[Items listed in a dataset]
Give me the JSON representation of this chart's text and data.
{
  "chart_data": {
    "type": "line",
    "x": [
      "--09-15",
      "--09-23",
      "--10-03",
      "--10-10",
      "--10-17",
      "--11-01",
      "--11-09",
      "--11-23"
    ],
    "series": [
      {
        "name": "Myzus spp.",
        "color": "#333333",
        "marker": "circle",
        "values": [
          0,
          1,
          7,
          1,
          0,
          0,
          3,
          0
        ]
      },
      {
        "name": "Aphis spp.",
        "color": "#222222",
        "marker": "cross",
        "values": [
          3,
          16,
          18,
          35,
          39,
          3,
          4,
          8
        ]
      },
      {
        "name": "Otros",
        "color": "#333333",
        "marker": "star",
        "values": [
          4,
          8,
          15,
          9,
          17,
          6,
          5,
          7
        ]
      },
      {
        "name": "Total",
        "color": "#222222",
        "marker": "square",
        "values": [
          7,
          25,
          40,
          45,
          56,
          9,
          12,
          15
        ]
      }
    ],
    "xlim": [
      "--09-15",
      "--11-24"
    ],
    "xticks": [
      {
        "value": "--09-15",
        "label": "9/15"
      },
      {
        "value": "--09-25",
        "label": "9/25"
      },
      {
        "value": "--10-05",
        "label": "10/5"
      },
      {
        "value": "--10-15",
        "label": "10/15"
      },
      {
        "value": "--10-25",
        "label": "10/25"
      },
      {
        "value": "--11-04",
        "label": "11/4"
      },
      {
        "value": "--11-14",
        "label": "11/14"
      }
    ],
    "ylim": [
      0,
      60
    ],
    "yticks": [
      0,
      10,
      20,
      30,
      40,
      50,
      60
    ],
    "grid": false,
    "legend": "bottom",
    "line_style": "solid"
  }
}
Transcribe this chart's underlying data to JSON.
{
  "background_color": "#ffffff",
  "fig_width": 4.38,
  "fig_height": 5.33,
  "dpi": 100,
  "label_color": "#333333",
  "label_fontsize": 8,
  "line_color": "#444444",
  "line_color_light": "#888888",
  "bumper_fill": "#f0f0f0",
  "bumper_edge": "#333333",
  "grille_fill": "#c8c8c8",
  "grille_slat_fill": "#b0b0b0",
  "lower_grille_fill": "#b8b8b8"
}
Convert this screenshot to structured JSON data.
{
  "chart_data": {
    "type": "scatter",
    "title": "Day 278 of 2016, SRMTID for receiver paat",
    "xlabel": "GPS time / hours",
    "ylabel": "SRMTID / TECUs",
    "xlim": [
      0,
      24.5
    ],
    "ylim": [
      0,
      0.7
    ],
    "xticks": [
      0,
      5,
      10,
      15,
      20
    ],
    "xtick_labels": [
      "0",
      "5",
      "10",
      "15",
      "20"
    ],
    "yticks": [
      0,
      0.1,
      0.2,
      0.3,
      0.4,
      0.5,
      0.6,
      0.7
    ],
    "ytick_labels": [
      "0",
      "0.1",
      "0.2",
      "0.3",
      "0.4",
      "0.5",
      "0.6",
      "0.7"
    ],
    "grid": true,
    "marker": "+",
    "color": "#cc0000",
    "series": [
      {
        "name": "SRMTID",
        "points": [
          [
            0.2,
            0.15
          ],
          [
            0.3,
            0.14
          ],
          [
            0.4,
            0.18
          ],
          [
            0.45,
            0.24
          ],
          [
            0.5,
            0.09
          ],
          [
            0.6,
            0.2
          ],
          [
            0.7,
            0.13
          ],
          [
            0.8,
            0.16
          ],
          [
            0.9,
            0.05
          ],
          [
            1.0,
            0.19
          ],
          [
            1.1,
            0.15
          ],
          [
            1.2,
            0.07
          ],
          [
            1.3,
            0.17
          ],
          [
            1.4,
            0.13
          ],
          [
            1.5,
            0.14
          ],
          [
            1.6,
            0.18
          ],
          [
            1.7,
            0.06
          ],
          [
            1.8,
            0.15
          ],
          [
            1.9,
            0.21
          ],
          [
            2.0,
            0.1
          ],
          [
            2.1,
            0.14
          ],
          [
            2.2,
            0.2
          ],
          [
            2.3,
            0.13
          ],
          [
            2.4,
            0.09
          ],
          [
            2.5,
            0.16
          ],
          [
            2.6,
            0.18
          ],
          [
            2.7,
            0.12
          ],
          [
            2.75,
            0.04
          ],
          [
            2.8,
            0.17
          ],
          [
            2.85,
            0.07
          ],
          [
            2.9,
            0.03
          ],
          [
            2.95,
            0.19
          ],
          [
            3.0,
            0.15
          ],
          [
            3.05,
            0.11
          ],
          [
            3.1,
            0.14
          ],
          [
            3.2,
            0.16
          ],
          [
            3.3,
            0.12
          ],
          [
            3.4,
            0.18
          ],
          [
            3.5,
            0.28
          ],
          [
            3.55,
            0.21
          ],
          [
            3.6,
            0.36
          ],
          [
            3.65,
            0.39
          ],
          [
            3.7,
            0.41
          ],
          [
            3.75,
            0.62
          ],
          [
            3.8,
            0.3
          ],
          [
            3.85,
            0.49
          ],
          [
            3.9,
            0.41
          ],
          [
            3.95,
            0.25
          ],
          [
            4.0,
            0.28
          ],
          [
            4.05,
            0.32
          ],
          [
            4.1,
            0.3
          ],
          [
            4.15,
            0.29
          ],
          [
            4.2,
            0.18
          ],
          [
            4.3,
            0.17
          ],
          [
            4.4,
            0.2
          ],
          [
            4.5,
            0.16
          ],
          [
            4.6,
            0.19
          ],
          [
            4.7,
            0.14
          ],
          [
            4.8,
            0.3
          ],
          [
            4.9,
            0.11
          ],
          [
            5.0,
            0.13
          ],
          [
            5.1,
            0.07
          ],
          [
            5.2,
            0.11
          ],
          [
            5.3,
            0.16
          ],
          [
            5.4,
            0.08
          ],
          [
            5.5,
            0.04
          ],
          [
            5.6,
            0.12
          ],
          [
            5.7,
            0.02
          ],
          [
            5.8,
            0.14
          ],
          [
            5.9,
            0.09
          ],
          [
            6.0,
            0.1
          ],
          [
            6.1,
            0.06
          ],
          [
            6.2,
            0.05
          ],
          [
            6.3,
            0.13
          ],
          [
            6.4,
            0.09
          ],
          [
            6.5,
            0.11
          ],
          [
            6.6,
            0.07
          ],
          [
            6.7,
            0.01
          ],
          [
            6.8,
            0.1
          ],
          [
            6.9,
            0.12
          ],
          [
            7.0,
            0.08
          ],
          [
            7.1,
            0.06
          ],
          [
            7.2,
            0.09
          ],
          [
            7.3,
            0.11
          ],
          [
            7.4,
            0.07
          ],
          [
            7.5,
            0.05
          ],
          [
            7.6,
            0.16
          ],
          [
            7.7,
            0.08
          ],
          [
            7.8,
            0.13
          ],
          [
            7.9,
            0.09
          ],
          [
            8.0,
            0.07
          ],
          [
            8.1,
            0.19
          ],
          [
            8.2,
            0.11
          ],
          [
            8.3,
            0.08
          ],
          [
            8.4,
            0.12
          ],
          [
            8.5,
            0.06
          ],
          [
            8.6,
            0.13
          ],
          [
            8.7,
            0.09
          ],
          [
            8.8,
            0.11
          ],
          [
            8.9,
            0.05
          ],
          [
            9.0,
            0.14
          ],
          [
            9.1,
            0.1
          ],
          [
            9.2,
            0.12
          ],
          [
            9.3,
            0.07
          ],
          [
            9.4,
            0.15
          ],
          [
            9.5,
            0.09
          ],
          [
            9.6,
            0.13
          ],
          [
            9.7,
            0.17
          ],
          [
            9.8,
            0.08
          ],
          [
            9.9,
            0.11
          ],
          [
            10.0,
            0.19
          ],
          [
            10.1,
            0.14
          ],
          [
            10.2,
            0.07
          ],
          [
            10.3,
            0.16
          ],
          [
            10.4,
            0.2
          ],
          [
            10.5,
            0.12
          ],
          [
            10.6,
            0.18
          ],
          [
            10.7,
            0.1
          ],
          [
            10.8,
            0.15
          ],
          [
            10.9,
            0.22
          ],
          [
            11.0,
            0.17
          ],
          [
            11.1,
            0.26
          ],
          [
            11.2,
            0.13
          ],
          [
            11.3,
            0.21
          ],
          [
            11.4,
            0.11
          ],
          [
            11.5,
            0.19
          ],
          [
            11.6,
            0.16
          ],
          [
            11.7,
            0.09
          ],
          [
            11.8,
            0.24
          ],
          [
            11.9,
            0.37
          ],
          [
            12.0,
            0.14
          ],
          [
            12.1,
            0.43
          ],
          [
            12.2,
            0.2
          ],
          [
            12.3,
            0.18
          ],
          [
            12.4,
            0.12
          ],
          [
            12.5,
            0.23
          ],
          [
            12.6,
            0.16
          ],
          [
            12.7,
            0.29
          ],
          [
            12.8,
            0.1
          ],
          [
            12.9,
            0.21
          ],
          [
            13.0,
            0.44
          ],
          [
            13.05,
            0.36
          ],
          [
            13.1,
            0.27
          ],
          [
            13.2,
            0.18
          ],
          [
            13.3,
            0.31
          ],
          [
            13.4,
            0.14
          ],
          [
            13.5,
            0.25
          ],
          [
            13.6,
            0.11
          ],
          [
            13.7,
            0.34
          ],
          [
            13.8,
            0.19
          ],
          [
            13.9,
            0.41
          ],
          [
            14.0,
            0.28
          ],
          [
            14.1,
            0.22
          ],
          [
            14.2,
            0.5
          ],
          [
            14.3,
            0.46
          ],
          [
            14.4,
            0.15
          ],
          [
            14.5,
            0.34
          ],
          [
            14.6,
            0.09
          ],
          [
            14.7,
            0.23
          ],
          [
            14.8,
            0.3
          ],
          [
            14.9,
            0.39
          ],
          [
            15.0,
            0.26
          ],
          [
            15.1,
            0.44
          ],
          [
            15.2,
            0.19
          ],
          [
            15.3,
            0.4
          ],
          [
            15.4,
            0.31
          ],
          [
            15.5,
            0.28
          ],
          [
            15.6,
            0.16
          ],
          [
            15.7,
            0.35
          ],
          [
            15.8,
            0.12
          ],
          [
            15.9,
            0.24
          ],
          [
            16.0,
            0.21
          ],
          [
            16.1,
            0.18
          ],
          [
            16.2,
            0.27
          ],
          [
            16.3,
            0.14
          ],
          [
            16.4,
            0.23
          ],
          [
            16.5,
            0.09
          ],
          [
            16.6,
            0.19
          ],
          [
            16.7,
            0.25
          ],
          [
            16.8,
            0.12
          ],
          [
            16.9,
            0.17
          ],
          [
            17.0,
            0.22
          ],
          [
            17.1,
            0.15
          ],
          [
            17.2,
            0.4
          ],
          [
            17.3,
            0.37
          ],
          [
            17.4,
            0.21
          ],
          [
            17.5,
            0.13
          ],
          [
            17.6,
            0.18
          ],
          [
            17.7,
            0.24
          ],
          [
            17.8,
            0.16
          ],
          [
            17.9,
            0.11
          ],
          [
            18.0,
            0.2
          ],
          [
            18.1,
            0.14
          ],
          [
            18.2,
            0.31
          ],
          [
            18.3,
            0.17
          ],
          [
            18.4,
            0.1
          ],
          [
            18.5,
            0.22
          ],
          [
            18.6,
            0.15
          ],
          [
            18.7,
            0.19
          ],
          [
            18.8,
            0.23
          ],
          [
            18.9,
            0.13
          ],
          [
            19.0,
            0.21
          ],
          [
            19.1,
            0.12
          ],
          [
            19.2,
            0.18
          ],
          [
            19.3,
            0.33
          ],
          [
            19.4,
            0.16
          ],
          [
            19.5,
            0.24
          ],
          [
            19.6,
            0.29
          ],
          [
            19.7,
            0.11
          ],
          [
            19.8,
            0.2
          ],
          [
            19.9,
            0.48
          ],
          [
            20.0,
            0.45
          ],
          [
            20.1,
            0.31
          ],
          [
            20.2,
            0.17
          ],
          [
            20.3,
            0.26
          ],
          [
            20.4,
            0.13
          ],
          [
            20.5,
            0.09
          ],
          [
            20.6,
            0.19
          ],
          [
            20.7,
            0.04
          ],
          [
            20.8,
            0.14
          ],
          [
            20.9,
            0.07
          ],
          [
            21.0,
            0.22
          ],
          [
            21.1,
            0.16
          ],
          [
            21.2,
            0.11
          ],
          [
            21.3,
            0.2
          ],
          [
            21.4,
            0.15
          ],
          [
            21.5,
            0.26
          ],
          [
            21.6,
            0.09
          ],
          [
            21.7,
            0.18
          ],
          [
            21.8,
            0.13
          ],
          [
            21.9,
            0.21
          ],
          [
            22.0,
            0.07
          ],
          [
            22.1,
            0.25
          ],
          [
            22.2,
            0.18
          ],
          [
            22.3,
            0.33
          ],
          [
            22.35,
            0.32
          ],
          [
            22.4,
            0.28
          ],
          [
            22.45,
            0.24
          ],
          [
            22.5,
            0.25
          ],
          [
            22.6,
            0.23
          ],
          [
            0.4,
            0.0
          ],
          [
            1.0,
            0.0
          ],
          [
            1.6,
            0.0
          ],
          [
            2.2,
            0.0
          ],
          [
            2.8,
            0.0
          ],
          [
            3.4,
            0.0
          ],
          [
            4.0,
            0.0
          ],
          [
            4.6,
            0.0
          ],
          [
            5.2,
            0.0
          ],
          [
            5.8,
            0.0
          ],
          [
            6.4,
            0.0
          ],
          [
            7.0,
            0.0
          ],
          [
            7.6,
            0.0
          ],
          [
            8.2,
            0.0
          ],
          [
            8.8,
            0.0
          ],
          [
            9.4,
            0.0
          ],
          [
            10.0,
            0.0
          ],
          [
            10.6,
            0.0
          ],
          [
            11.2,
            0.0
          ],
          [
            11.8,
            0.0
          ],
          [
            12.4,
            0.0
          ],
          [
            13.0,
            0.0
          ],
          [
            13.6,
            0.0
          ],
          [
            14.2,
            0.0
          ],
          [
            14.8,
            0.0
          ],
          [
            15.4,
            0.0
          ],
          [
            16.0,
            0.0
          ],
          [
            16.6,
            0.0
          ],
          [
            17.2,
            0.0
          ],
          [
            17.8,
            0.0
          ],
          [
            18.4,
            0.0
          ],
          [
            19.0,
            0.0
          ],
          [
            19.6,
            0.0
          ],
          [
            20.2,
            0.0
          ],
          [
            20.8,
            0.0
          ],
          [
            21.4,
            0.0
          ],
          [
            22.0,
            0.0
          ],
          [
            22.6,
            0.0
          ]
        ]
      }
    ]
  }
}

[PROBLEM DESCRIPTION]: Identify every line holding the word "name" and copy it out.

[THE COMPLETED TASK]:
        "name": "Myzus spp.",
        "name": "Aphis spp.",
        "name": "Otros",
        "name": "Total",
        "name": "SRMTID",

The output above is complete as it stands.